To do: In the interview, why does AT spend much of the off-season at local skate parks? Answer in one to three sentences.

Provided passage:
*** Begin section ***
AT: The sport has grown so much since 2000 and the athletes that are competing in it are treating it more like a job compared to a hobby. We train year round for this and put in hours and hours of hard work to fight for that World Championship at the end of the season. As far as the women’s side of the sport goes, we used to just have one event that we could compete in. But in 2015 we joined the full world championship tour just like the men!

Photo Credit: Samo Vidic/Red Bull Content Pool

NSIM: Do you train in the off-season with inline skates? 

CN: I do train a lot in the offseason with inline blades. I use the Seba Igor inline blades on both a 4 wheel and 3 wheel setup. I like using the 4-80mm setup for skating in the skatepark but really enjoy using the 3-120mm wheels for long distance skates to build up my endurance.

AT: Yes! A lot of my training in the off season consists of going to local skate parks. This transitions very well to the jumps and air control that is needed to be successful during the Crashed Ice season.

NSIM: How did you get involved with extreme sports?
*** End section ***
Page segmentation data
*** Begin section ***
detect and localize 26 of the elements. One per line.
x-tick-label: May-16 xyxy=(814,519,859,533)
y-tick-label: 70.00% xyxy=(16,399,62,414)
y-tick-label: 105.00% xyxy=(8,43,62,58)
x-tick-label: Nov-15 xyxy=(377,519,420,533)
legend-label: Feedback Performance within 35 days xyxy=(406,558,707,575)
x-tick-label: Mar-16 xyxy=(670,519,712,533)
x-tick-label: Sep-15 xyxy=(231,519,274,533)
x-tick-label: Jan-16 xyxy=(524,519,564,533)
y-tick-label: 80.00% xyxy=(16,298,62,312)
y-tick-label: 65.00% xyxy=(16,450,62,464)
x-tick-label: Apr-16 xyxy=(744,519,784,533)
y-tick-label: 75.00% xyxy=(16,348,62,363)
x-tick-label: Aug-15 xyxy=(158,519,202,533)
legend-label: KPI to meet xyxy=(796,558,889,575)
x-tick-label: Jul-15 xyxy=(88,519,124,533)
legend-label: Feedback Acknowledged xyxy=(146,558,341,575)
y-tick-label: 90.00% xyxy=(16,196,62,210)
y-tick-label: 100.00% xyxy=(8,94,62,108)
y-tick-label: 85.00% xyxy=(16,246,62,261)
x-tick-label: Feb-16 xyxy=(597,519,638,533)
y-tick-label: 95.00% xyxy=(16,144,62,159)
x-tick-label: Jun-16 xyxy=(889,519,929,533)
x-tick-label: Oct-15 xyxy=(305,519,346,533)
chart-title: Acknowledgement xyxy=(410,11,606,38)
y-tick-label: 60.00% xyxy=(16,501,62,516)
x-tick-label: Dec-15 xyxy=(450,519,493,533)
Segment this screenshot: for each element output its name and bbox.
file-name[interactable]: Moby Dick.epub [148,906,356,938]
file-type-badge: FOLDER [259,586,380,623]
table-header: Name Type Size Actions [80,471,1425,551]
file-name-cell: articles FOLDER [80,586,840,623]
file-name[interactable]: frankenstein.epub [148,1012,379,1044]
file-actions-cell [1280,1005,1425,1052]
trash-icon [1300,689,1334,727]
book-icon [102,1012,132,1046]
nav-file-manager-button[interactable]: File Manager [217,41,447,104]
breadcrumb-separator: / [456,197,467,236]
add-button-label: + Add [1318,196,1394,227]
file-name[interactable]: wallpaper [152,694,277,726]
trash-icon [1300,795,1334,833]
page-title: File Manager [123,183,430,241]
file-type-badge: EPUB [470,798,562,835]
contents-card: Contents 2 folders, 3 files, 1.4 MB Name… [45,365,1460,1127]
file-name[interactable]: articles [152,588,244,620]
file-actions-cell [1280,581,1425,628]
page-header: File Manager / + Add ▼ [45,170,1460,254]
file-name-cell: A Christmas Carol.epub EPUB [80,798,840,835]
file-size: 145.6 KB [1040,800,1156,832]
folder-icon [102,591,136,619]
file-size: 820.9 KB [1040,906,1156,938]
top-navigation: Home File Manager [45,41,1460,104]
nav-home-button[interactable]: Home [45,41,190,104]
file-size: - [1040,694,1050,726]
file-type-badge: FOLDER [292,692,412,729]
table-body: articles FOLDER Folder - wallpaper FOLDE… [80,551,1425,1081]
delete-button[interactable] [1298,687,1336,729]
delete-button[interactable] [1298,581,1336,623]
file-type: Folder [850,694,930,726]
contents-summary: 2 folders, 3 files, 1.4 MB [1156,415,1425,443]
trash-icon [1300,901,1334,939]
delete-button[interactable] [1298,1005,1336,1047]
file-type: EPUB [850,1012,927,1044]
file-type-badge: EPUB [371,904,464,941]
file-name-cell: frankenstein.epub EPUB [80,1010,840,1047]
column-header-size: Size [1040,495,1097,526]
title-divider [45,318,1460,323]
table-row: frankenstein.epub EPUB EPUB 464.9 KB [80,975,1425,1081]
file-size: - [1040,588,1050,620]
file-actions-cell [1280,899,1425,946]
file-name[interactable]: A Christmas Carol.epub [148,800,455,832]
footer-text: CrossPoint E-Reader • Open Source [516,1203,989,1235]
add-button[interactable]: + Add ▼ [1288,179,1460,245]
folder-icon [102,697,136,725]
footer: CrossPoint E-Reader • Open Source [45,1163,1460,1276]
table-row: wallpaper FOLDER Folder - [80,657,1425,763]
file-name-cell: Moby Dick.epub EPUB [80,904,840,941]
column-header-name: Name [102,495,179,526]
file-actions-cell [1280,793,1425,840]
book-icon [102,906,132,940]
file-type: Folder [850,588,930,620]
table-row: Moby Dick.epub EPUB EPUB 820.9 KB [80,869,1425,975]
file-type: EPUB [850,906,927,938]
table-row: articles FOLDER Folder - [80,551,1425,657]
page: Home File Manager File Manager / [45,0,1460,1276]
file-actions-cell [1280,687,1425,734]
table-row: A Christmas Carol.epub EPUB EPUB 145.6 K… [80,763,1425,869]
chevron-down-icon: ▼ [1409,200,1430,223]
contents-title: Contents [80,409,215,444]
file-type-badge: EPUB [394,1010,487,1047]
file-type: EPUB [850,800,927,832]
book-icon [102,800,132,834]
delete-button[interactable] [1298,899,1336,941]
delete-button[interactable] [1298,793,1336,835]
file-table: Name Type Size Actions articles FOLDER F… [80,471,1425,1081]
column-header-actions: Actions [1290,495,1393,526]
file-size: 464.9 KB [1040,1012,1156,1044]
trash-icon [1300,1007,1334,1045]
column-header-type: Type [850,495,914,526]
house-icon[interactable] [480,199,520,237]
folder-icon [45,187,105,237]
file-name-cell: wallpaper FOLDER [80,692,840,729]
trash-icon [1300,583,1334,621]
*** End section ***
Expected answer: AT says skate park training carries over very well to the jumps and air control needed to succeed during the Crashed Ice season.